→ DATA EXTRACT
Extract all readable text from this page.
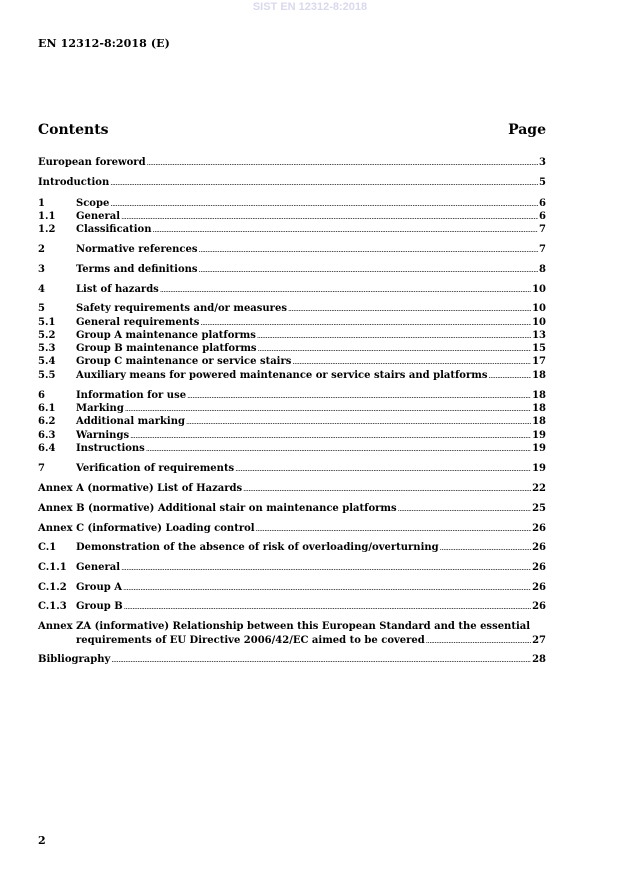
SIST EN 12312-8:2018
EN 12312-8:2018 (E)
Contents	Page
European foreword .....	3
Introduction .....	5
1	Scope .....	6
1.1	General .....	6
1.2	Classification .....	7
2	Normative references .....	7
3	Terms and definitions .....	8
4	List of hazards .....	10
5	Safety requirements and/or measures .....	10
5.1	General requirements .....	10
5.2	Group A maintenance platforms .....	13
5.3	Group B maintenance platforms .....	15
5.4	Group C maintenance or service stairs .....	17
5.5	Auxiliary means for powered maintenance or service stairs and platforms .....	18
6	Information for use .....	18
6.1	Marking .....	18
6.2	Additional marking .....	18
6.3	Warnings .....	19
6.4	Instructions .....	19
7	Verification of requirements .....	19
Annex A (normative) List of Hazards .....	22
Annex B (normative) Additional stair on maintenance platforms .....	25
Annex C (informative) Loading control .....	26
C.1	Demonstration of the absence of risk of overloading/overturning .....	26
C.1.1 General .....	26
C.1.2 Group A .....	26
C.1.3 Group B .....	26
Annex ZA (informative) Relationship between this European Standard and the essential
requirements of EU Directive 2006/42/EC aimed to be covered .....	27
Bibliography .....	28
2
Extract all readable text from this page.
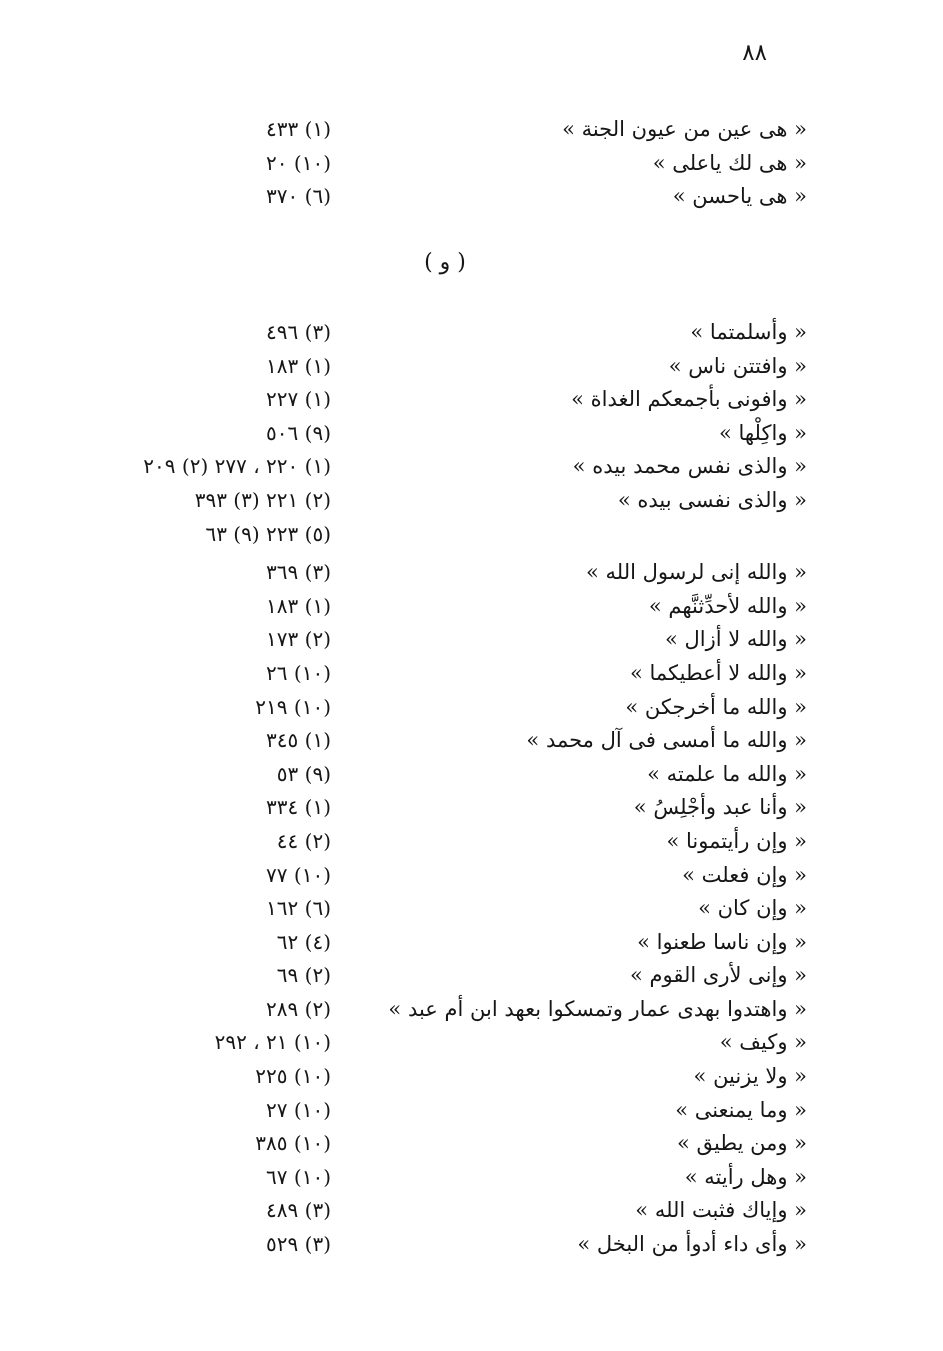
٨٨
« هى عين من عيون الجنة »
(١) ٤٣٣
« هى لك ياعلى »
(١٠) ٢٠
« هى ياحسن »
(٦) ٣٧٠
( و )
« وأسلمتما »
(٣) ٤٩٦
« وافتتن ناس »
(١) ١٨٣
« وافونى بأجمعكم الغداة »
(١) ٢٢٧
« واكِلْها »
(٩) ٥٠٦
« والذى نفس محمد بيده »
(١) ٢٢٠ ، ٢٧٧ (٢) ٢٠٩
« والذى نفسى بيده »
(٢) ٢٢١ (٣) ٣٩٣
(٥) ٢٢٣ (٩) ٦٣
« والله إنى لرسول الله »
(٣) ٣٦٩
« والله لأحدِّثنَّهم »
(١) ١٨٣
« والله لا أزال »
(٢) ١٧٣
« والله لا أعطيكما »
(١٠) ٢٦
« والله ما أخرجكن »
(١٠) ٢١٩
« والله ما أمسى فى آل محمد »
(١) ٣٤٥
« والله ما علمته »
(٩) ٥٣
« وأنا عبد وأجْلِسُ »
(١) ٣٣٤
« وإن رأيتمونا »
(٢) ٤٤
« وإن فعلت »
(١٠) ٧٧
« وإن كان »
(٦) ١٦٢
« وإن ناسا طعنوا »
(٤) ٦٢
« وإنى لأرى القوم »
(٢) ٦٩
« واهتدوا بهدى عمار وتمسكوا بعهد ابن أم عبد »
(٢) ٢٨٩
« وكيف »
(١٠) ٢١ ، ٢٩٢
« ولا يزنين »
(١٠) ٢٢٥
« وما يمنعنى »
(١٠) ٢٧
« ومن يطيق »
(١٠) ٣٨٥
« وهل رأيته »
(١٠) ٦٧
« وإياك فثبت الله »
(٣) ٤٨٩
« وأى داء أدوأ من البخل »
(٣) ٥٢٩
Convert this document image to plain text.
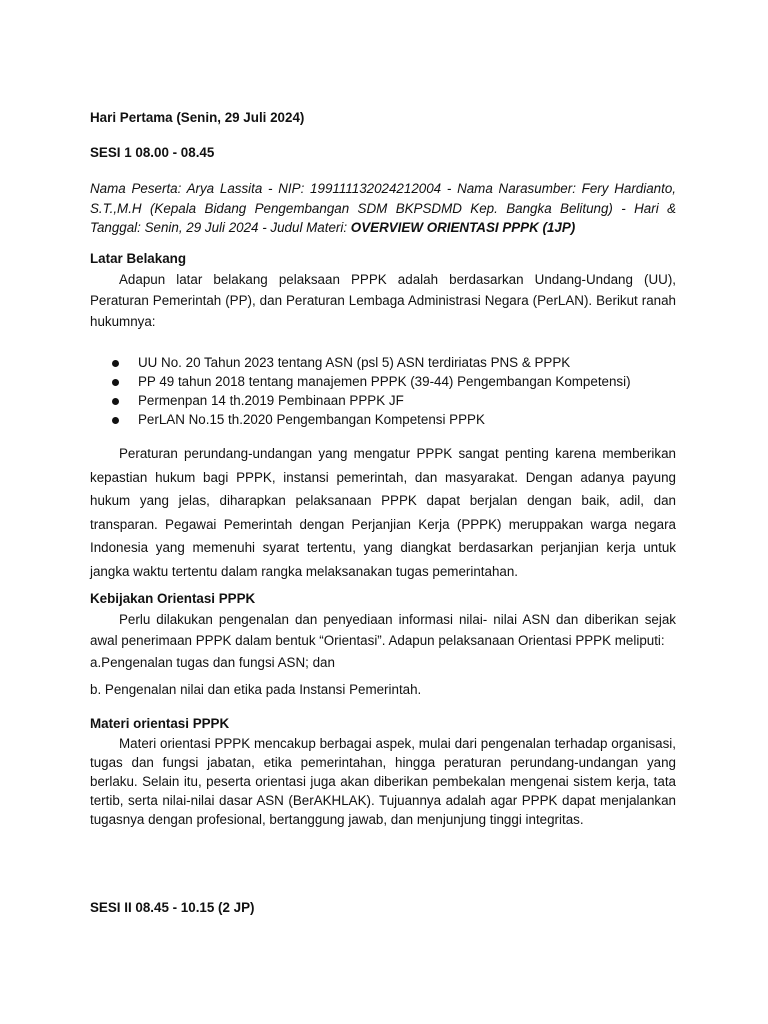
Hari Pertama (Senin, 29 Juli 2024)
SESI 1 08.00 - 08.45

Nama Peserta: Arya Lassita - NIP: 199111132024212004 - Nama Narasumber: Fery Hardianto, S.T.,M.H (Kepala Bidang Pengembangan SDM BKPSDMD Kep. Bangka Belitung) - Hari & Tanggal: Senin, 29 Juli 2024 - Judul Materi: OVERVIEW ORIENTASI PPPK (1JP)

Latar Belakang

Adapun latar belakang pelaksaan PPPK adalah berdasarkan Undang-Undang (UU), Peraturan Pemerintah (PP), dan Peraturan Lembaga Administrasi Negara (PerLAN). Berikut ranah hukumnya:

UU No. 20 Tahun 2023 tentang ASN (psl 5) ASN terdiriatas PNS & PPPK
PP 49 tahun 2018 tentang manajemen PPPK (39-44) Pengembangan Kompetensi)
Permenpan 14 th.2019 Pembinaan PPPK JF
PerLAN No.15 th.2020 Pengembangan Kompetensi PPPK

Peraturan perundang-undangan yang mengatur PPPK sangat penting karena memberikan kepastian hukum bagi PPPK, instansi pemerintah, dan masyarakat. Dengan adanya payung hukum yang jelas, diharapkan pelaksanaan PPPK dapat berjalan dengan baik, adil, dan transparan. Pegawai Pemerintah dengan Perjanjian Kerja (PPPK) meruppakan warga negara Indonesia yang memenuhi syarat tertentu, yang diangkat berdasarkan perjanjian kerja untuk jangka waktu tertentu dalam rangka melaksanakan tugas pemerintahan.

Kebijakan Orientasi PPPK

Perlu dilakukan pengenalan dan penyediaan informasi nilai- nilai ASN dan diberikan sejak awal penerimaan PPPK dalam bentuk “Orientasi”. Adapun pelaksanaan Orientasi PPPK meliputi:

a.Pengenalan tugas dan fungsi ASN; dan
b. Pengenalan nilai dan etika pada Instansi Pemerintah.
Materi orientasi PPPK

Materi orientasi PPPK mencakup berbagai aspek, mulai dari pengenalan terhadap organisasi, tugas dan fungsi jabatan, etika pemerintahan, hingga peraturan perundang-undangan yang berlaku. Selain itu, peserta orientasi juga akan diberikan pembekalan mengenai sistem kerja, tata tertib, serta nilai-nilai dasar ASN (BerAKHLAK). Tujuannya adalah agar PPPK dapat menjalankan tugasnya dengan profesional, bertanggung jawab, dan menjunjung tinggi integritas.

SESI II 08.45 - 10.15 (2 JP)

→ AIM OF THE TASK
Locate all lines in the listing above with the word "informative". Copy them.

→ FINAL ANSWER
Annex C (informative) Loading control .....	26
Annex ZA (informative) Relationship between this European Standard and the essential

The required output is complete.